Output all entries verbatim. Skip pictures.

___

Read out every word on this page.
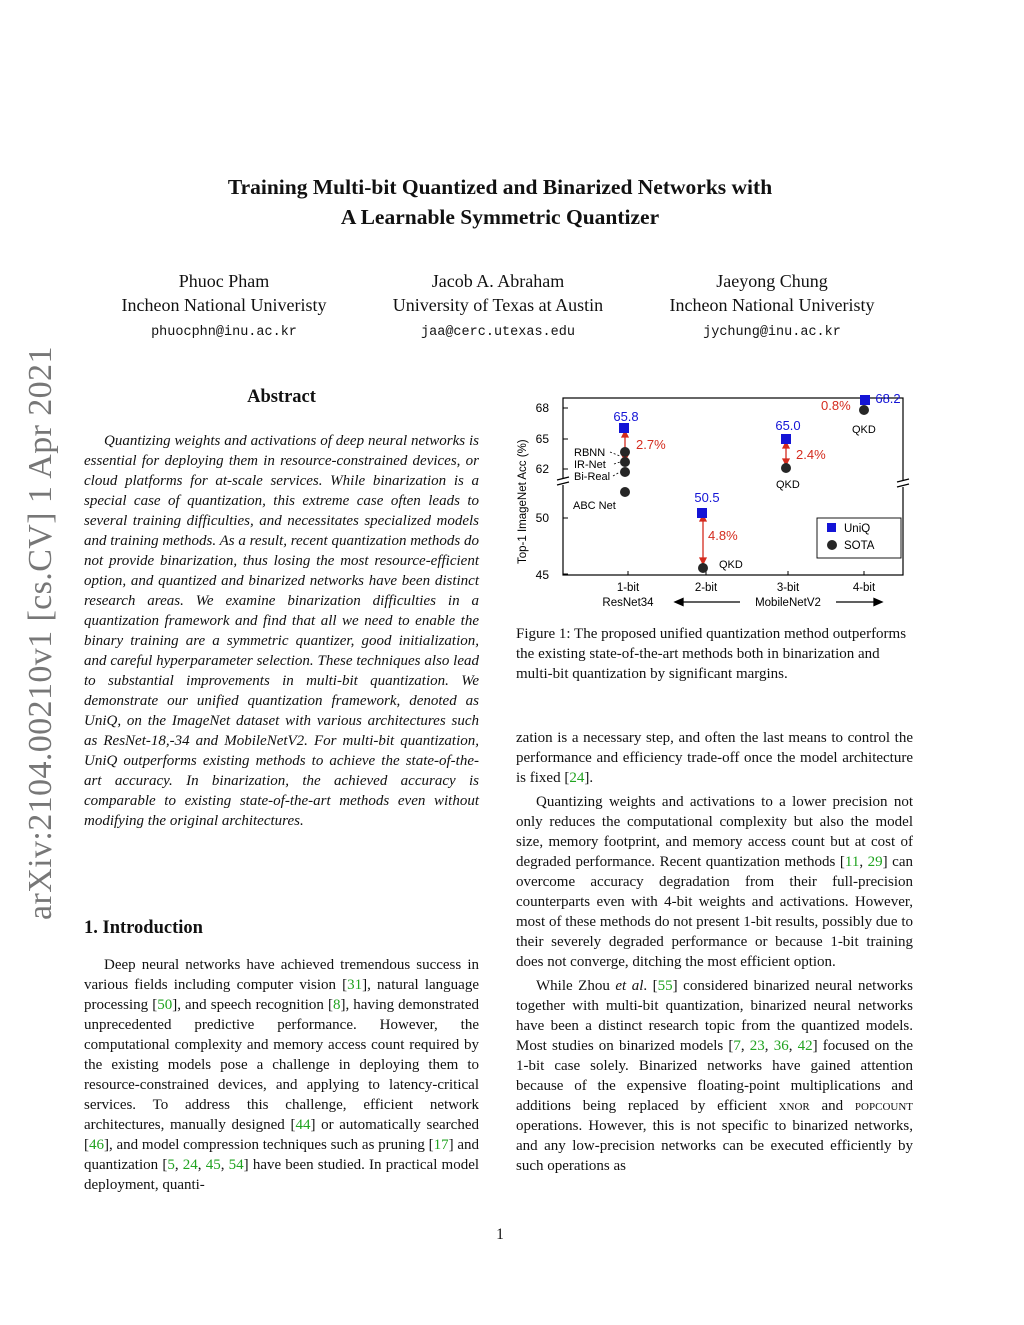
arXiv:2104.00210v1 [cs.CV] 1 Apr 2021
Training Multi-bit Quantized and Binarized Networks with
A Learnable Symmetric Quantizer
Phuoc Pham
Incheon National Univeristy
phuocphn@inu.ac.kr
Jacob A. Abraham
University of Texas at Austin
jaa@cerc.utexas.edu
Jaeyong Chung
Incheon National Univeristy
jychung@inu.ac.kr
Abstract
Quantizing weights and activations of deep neural networks is essential for deploying them in resource-constrained devices, or cloud platforms for at-scale services. While binarization is a special case of quantization, this extreme case often leads to several training difficulties, and necessitates specialized models and training methods. As a result, recent quantization methods do not provide binarization, thus losing the most resource-efficient option, and quantized and binarized networks have been distinct research areas. We examine binarization difficulties in a quantization framework and find that all we need to enable the binary training are a symmetric quantizer, good initialization, and careful hyperparameter selection. These techniques also lead to substantial improvements in multi-bit quantization. We demonstrate our unified quantization framework, denoted as UniQ, on the ImageNet dataset with various architectures such as ResNet-18,-34 and MobileNetV2. For multi-bit quantization, UniQ outperforms existing methods to achieve the state-of-the-art accuracy. In binarization, the achieved accuracy is comparable to existing state-of-the-art methods even without modifying the original architectures.
1. Introduction

Deep neural networks have achieved tremendous success in various fields including computer vision [31], natural language processing [50], and speech recognition [8], having demonstrated unprecedented predictive performance. However, the computational complexity and memory access count required by the existing models pose a challenge in deploying them to resource-constrained devices, and applying to latency-critical services. To address this challenge, efficient network architectures, manually designed [44] or automatically searched [46], and model compression techniques such as pruning [17] and quantization [5, 24, 45, 54] have been studied. In practical model deployment, quanti-

68
65
62
50
45
Top-1 ImageNet Acc (%)
1-bit	2-bit	3-bit	4-bit
ResNet34	MobileNetV2
65.8
50.5
65.0
68.2
2.7%
4.8%
2.4%
0.8%
RBNN
IR-Net
Bi-Real
ABC Net
QKD
QKD
QKD
UniQ
SOTA
Figure 1: The proposed unified quantization method outperforms the existing state-of-the-art methods both in binarization and multi-bit quantization by significant margins.

zation is a necessary step, and often the last means to control the performance and efficiency trade-off once the model architecture is fixed [24].

Quantizing weights and activations to a lower precision not only reduces the computational complexity but also the model size, memory footprint, and memory access count but at cost of degraded performance. Recent quantization methods [11, 29] can overcome accuracy degradation from their full-precision counterparts even with 4-bit weights and activations. However, most of these methods do not present 1-bit results, possibly due to their severely degraded performance or because 1-bit training does not converge, ditching the most efficient option.

While Zhou et al. [55] considered binarized neural networks together with multi-bit quantization, binarized neural networks have been a distinct research topic from the quantized models. Most studies on binarized models [7, 23, 36, 42] focused on the 1-bit case solely. Binarized networks have gained attention because of the expensive floating-point multiplications and additions being replaced by efficient xnor and popcount operations. However, this is not specific to binarized networks, and any low-precision networks can be executed efficiently by such operations as

1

___

OUTPUT BELOW =
Read out every word on this page.
arXiv:2104.00210v1 [cs.CV] 1 Apr 2021
Training Multi-bit Quantized and Binarized Networks with
A Learnable Symmetric Quantizer
Phuoc Pham
Incheon National Univeristy
phuocphn@inu.ac.kr
Jacob A. Abraham
University of Texas at Austin
jaa@cerc.utexas.edu
Jaeyong Chung
Incheon National Univeristy
jychung@inu.ac.kr
Abstract
Quantizing weights and activations of deep neural networks is essential for deploying them in resource-constrained devices, or cloud platforms for at-scale services. While binarization is a special case of quantization, this extreme case often leads to several training difficulties, and necessitates specialized models and training methods. As a result, recent quantization methods do not provide binarization, thus losing the most resource-efficient option, and quantized and binarized networks have been distinct research areas. We examine binarization difficulties in a quantization framework and find that all we need to enable the binary training are a symmetric quantizer, good initialization, and careful hyperparameter selection. These techniques also lead to substantial improvements in multi-bit quantization. We demonstrate our unified quantization framework, denoted as UniQ, on the ImageNet dataset with various architectures such as ResNet-18,-34 and MobileNetV2. For multi-bit quantization, UniQ outperforms existing methods to achieve the state-of-the-art accuracy. In binarization, the achieved accuracy is comparable to existing state-of-the-art methods even without modifying the original architectures.
1. Introduction

Deep neural networks have achieved tremendous success in various fields including computer vision [31], natural language processing [50], and speech recognition [8], having demonstrated unprecedented predictive performance. However, the computational complexity and memory access count required by the existing models pose a challenge in deploying them to resource-constrained devices, and applying to latency-critical services. To address this challenge, efficient network architectures, manually designed [44] or automatically searched [46], and model compression techniques such as pruning [17] and quantization [5, 24, 45, 54] have been studied. In practical model deployment, quanti-

68
65
62
50
45
Top-1 ImageNet Acc (%)
1-bit	2-bit	3-bit	4-bit
ResNet34	MobileNetV2
65.8
50.5
65.0
68.2
2.7%
4.8%
2.4%
0.8%
RBNN
IR-Net
Bi-Real
ABC Net
QKD
QKD
QKD
UniQ
SOTA
Figure 1: The proposed unified quantization method outperforms the existing state-of-the-art methods both in binarization and multi-bit quantization by significant margins.

zation is a necessary step, and often the last means to control the performance and efficiency trade-off once the model architecture is fixed [24].

Quantizing weights and activations to a lower precision not only reduces the computational complexity but also the model size, memory footprint, and memory access count but at cost of degraded performance. Recent quantization methods [11, 29] can overcome accuracy degradation from their full-precision counterparts even with 4-bit weights and activations. However, most of these methods do not present 1-bit results, possibly due to their severely degraded performance or because 1-bit training does not converge, ditching the most efficient option.

While Zhou et al. [55] considered binarized neural networks together with multi-bit quantization, binarized neural networks have been a distinct research topic from the quantized models. Most studies on binarized models [7, 23, 36, 42] focused on the 1-bit case solely. Binarized networks have gained attention because of the expensive floating-point multiplications and additions being replaced by efficient xnor and popcount operations. However, this is not specific to binarized networks, and any low-precision networks can be executed efficiently by such operations as

1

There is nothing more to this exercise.